▶ [What is required]: Each record below is to be copied word for word, with pictures removed.
[Start]
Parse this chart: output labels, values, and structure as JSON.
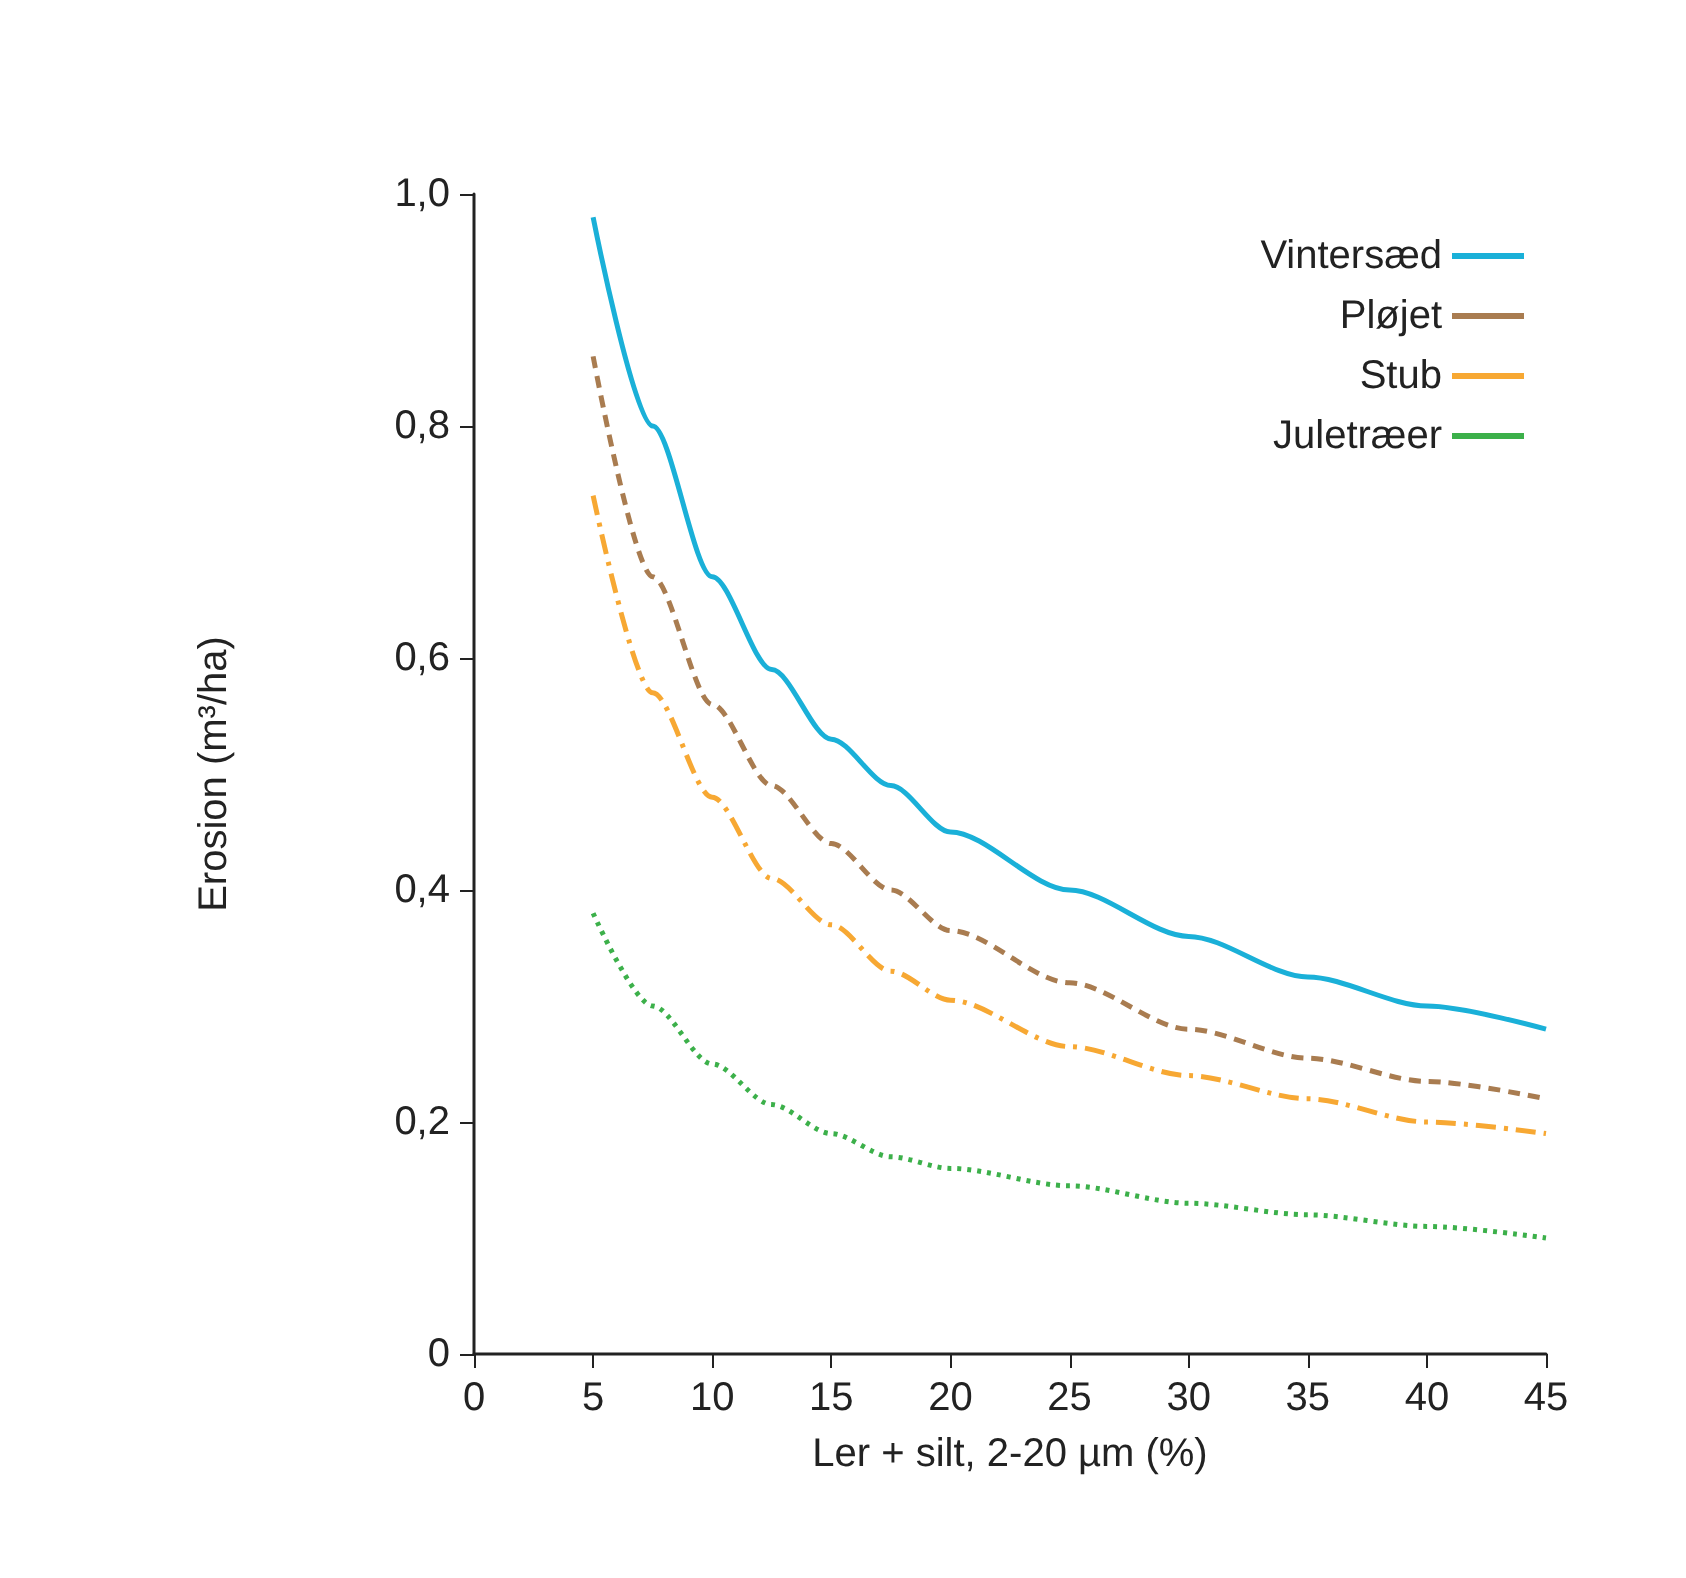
{
  "chart_data": {
    "type": "line",
    "xlabel": "Ler + silt, 2-20 µm (%)",
    "ylabel": "Erosion (m³/ha)",
    "x": [
      5,
      7.5,
      10,
      12.5,
      15,
      17.5,
      20,
      25,
      30,
      35,
      40,
      45
    ],
    "series": [
      {
        "name": "Vintersæd",
        "color": "#1ab0d8",
        "line_style": "solid",
        "values": [
          0.98,
          0.8,
          0.67,
          0.59,
          0.53,
          0.49,
          0.45,
          0.4,
          0.36,
          0.325,
          0.3,
          0.28
        ]
      },
      {
        "name": "Pløjet",
        "color": "#a97c50",
        "line_style": "dashed",
        "values": [
          0.86,
          0.67,
          0.56,
          0.49,
          0.44,
          0.4,
          0.365,
          0.32,
          0.28,
          0.255,
          0.235,
          0.22
        ]
      },
      {
        "name": "Stub",
        "color": "#f7a833",
        "line_style": "dashdot",
        "values": [
          0.74,
          0.57,
          0.48,
          0.41,
          0.37,
          0.33,
          0.305,
          0.265,
          0.24,
          0.22,
          0.2,
          0.19
        ]
      },
      {
        "name": "Juletræer",
        "color": "#3cb04a",
        "line_style": "dotted",
        "values": [
          0.38,
          0.3,
          0.25,
          0.215,
          0.19,
          0.17,
          0.16,
          0.145,
          0.13,
          0.12,
          0.11,
          0.1
        ]
      }
    ],
    "xlim": [
      0,
      45
    ],
    "xticks": [
      0,
      5,
      10,
      15,
      20,
      25,
      30,
      35,
      40,
      45
    ],
    "ylim": [
      0,
      1
    ],
    "yticks": [
      0,
      {
        "value": 0.2,
        "label": "0,2"
      },
      {
        "value": 0.4,
        "label": "0,4"
      },
      {
        "value": 0.6,
        "label": "0,6"
      },
      {
        "value": 0.8,
        "label": "0,8"
      },
      {
        "value": 1,
        "label": "1,0"
      }
    ],
    "grid": false,
    "legend": "top right",
    "marker": "none"
  }
}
[End]
▶ [Written answer]:
Parse this chart: output labels, values, and structure as JSON.
{
  "chart_data": {
    "type": "line",
    "xlabel": "Ler + silt, 2-20 µm (%)",
    "ylabel": "Erosion (m³/ha)",
    "x": [
      5,
      7.5,
      10,
      12.5,
      15,
      17.5,
      20,
      25,
      30,
      35,
      40,
      45
    ],
    "series": [
      {
        "name": "Vintersæd",
        "color": "#1ab0d8",
        "line_style": "solid",
        "values": [
          0.98,
          0.8,
          0.67,
          0.59,
          0.53,
          0.49,
          0.45,
          0.4,
          0.36,
          0.325,
          0.3,
          0.28
        ]
      },
      {
        "name": "Pløjet",
        "color": "#a97c50",
        "line_style": "dashed",
        "values": [
          0.86,
          0.67,
          0.56,
          0.49,
          0.44,
          0.4,
          0.365,
          0.32,
          0.28,
          0.255,
          0.235,
          0.22
        ]
      },
      {
        "name": "Stub",
        "color": "#f7a833",
        "line_style": "dashdot",
        "values": [
          0.74,
          0.57,
          0.48,
          0.41,
          0.37,
          0.33,
          0.305,
          0.265,
          0.24,
          0.22,
          0.2,
          0.19
        ]
      },
      {
        "name": "Juletræer",
        "color": "#3cb04a",
        "line_style": "dotted",
        "values": [
          0.38,
          0.3,
          0.25,
          0.215,
          0.19,
          0.17,
          0.16,
          0.145,
          0.13,
          0.12,
          0.11,
          0.1
        ]
      }
    ],
    "xlim": [
      0,
      45
    ],
    "xticks": [
      0,
      5,
      10,
      15,
      20,
      25,
      30,
      35,
      40,
      45
    ],
    "ylim": [
      0,
      1
    ],
    "yticks": [
      0,
      {
        "value": 0.2,
        "label": "0,2"
      },
      {
        "value": 0.4,
        "label": "0,4"
      },
      {
        "value": 0.6,
        "label": "0,6"
      },
      {
        "value": 0.8,
        "label": "0,8"
      },
      {
        "value": 1,
        "label": "1,0"
      }
    ],
    "grid": false,
    "legend": "top right",
    "marker": "none"
  }
}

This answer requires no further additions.